Stored data:
○ ○ ○ ○ ○

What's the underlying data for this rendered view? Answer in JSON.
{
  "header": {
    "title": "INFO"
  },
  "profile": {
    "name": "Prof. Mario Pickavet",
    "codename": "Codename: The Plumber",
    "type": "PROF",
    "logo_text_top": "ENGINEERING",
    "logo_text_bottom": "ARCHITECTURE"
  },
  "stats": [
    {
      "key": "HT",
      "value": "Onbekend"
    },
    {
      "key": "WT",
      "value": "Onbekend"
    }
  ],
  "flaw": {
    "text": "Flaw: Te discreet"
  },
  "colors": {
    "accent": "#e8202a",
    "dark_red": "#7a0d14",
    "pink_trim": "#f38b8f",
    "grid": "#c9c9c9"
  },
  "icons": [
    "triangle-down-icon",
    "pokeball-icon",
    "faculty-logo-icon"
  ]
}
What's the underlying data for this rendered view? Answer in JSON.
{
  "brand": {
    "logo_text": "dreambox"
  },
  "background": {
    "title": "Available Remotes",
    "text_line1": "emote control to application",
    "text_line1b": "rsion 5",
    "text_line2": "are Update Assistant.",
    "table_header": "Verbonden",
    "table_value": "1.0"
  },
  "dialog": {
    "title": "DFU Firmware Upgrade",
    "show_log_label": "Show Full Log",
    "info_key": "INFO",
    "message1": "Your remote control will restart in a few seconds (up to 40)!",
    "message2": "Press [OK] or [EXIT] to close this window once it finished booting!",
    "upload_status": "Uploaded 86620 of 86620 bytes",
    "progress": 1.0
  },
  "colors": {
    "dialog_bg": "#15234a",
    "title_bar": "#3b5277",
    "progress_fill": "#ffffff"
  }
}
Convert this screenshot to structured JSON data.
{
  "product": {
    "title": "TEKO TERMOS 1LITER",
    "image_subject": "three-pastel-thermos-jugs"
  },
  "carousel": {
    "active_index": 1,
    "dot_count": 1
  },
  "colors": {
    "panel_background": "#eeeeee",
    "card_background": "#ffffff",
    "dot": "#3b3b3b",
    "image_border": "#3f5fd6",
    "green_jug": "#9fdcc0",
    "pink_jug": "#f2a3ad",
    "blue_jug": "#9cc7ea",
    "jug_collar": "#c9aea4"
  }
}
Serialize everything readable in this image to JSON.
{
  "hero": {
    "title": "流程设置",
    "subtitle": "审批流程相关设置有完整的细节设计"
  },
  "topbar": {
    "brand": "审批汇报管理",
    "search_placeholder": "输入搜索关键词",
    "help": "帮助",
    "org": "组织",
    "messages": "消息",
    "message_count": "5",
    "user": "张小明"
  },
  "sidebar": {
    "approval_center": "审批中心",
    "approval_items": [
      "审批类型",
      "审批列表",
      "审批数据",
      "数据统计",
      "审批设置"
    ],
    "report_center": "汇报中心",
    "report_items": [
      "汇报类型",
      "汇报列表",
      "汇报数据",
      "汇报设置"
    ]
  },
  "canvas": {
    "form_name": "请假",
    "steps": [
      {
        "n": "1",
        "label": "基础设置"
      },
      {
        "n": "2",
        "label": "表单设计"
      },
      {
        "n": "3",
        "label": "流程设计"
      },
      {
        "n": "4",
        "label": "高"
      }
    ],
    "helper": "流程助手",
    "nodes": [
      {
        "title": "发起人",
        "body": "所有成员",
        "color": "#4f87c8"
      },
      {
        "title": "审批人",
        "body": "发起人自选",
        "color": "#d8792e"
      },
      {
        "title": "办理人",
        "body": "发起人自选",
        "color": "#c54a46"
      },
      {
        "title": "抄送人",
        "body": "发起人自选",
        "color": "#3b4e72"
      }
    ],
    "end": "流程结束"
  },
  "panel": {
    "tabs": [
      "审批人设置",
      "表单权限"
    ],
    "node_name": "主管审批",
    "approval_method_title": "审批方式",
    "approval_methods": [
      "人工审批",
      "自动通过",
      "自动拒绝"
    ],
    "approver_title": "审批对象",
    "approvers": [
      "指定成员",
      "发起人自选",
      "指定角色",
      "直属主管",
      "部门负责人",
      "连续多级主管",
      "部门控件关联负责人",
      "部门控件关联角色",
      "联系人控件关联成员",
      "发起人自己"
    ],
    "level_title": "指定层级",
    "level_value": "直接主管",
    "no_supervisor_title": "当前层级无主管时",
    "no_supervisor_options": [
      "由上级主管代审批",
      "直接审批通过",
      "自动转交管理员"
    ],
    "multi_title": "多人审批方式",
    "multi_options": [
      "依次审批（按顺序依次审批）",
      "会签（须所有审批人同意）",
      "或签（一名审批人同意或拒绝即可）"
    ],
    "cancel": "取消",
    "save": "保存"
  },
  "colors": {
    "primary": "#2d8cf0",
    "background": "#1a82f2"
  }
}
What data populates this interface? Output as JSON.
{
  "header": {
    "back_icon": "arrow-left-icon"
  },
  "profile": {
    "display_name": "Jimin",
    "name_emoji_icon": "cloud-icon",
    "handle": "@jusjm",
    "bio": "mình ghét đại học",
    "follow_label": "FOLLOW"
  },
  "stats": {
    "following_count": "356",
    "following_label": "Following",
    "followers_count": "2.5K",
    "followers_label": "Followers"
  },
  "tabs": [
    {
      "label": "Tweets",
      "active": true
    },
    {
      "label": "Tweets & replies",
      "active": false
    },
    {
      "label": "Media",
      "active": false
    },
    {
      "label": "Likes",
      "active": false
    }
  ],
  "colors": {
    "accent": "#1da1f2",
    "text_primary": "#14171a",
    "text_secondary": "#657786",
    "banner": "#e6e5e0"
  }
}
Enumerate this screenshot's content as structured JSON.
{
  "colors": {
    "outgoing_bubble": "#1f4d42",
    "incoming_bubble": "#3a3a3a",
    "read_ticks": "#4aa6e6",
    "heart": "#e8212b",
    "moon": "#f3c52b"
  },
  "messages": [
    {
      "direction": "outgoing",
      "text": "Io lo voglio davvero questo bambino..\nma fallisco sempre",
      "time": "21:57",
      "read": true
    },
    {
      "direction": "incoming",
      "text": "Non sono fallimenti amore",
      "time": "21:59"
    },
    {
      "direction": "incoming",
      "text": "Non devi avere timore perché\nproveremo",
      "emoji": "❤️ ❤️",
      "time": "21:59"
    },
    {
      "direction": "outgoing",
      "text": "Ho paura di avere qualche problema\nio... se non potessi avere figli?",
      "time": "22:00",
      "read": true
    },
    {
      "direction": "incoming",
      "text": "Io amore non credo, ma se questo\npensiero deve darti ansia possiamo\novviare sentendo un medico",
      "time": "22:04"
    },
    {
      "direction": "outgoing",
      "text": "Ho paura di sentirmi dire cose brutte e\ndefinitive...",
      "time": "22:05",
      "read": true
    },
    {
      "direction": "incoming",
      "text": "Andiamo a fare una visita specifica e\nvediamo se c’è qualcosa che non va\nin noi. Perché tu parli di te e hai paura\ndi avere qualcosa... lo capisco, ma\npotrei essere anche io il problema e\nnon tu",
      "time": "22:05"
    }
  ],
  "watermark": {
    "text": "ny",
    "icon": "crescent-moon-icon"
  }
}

○ ○ ○ ○ ○

**The exercise:**
Output every record above exactly as it appears.

**Solution for this exercise:**
What's the underlying data for this rendered view? Answer in JSON.
{
  "header": {
    "title": "INFO"
  },
  "profile": {
    "name": "Prof. Mario Pickavet",
    "codename": "Codename: The Plumber",
    "type": "PROF",
    "logo_text_top": "ENGINEERING",
    "logo_text_bottom": "ARCHITECTURE"
  },
  "stats": [
    {
      "key": "HT",
      "value": "Onbekend"
    },
    {
      "key": "WT",
      "value": "Onbekend"
    }
  ],
  "flaw": {
    "text": "Flaw: Te discreet"
  },
  "colors": {
    "accent": "#e8202a",
    "dark_red": "#7a0d14",
    "pink_trim": "#f38b8f",
    "grid": "#c9c9c9"
  },
  "icons": [
    "triangle-down-icon",
    "pokeball-icon",
    "faculty-logo-icon"
  ]
}
What's the underlying data for this rendered view? Answer in JSON.
{
  "brand": {
    "logo_text": "dreambox"
  },
  "background": {
    "title": "Available Remotes",
    "text_line1": "emote control to application",
    "text_line1b": "rsion 5",
    "text_line2": "are Update Assistant.",
    "table_header": "Verbonden",
    "table_value": "1.0"
  },
  "dialog": {
    "title": "DFU Firmware Upgrade",
    "show_log_label": "Show Full Log",
    "info_key": "INFO",
    "message1": "Your remote control will restart in a few seconds (up to 40)!",
    "message2": "Press [OK] or [EXIT] to close this window once it finished booting!",
    "upload_status": "Uploaded 86620 of 86620 bytes",
    "progress": 1.0
  },
  "colors": {
    "dialog_bg": "#15234a",
    "title_bar": "#3b5277",
    "progress_fill": "#ffffff"
  }
}
Convert this screenshot to structured JSON data.
{
  "product": {
    "title": "TEKO TERMOS 1LITER",
    "image_subject": "three-pastel-thermos-jugs"
  },
  "carousel": {
    "active_index": 1,
    "dot_count": 1
  },
  "colors": {
    "panel_background": "#eeeeee",
    "card_background": "#ffffff",
    "dot": "#3b3b3b",
    "image_border": "#3f5fd6",
    "green_jug": "#9fdcc0",
    "pink_jug": "#f2a3ad",
    "blue_jug": "#9cc7ea",
    "jug_collar": "#c9aea4"
  }
}
Serialize everything readable in this image to JSON.
{
  "hero": {
    "title": "流程设置",
    "subtitle": "审批流程相关设置有完整的细节设计"
  },
  "topbar": {
    "brand": "审批汇报管理",
    "search_placeholder": "输入搜索关键词",
    "help": "帮助",
    "org": "组织",
    "messages": "消息",
    "message_count": "5",
    "user": "张小明"
  },
  "sidebar": {
    "approval_center": "审批中心",
    "approval_items": [
      "审批类型",
      "审批列表",
      "审批数据",
      "数据统计",
      "审批设置"
    ],
    "report_center": "汇报中心",
    "report_items": [
      "汇报类型",
      "汇报列表",
      "汇报数据",
      "汇报设置"
    ]
  },
  "canvas": {
    "form_name": "请假",
    "steps": [
      {
        "n": "1",
        "label": "基础设置"
      },
      {
        "n": "2",
        "label": "表单设计"
      },
      {
        "n": "3",
        "label": "流程设计"
      },
      {
        "n": "4",
        "label": "高"
      }
    ],
    "helper": "流程助手",
    "nodes": [
      {
        "title": "发起人",
        "body": "所有成员",
        "color": "#4f87c8"
      },
      {
        "title": "审批人",
        "body": "发起人自选",
        "color": "#d8792e"
      },
      {
        "title": "办理人",
        "body": "发起人自选",
        "color": "#c54a46"
      },
      {
        "title": "抄送人",
        "body": "发起人自选",
        "color": "#3b4e72"
      }
    ],
    "end": "流程结束"
  },
  "panel": {
    "tabs": [
      "审批人设置",
      "表单权限"
    ],
    "node_name": "主管审批",
    "approval_method_title": "审批方式",
    "approval_methods": [
      "人工审批",
      "自动通过",
      "自动拒绝"
    ],
    "approver_title": "审批对象",
    "approvers": [
      "指定成员",
      "发起人自选",
      "指定角色",
      "直属主管",
      "部门负责人",
      "连续多级主管",
      "部门控件关联负责人",
      "部门控件关联角色",
      "联系人控件关联成员",
      "发起人自己"
    ],
    "level_title": "指定层级",
    "level_value": "直接主管",
    "no_supervisor_title": "当前层级无主管时",
    "no_supervisor_options": [
      "由上级主管代审批",
      "直接审批通过",
      "自动转交管理员"
    ],
    "multi_title": "多人审批方式",
    "multi_options": [
      "依次审批（按顺序依次审批）",
      "会签（须所有审批人同意）",
      "或签（一名审批人同意或拒绝即可）"
    ],
    "cancel": "取消",
    "save": "保存"
  },
  "colors": {
    "primary": "#2d8cf0",
    "background": "#1a82f2"
  }
}
What data populates this interface? Output as JSON.
{
  "header": {
    "back_icon": "arrow-left-icon"
  },
  "profile": {
    "display_name": "Jimin",
    "name_emoji_icon": "cloud-icon",
    "handle": "@jusjm",
    "bio": "mình ghét đại học",
    "follow_label": "FOLLOW"
  },
  "stats": {
    "following_count": "356",
    "following_label": "Following",
    "followers_count": "2.5K",
    "followers_label": "Followers"
  },
  "tabs": [
    {
      "label": "Tweets",
      "active": true
    },
    {
      "label": "Tweets & replies",
      "active": false
    },
    {
      "label": "Media",
      "active": false
    },
    {
      "label": "Likes",
      "active": false
    }
  ],
  "colors": {
    "accent": "#1da1f2",
    "text_primary": "#14171a",
    "text_secondary": "#657786",
    "banner": "#e6e5e0"
  }
}
Enumerate this screenshot's content as structured JSON.
{
  "colors": {
    "outgoing_bubble": "#1f4d42",
    "incoming_bubble": "#3a3a3a",
    "read_ticks": "#4aa6e6",
    "heart": "#e8212b",
    "moon": "#f3c52b"
  },
  "messages": [
    {
      "direction": "outgoing",
      "text": "Io lo voglio davvero questo bambino..\nma fallisco sempre",
      "time": "21:57",
      "read": true
    },
    {
      "direction": "incoming",
      "text": "Non sono fallimenti amore",
      "time": "21:59"
    },
    {
      "direction": "incoming",
      "text": "Non devi avere timore perché\nproveremo",
      "emoji": "❤️ ❤️",
      "time": "21:59"
    },
    {
      "direction": "outgoing",
      "text": "Ho paura di avere qualche problema\nio... se non potessi avere figli?",
      "time": "22:00",
      "read": true
    },
    {
      "direction": "incoming",
      "text": "Io amore non credo, ma se questo\npensiero deve darti ansia possiamo\novviare sentendo un medico",
      "time": "22:04"
    },
    {
      "direction": "outgoing",
      "text": "Ho paura di sentirmi dire cose brutte e\ndefinitive...",
      "time": "22:05",
      "read": true
    },
    {
      "direction": "incoming",
      "text": "Andiamo a fare una visita specifica e\nvediamo se c’è qualcosa che non va\nin noi. Perché tu parli di te e hai paura\ndi avere qualcosa... lo capisco, ma\npotrei essere anche io il problema e\nnon tu",
      "time": "22:05"
    }
  ],
  "watermark": {
    "text": "ny",
    "icon": "crescent-moon-icon"
  }
}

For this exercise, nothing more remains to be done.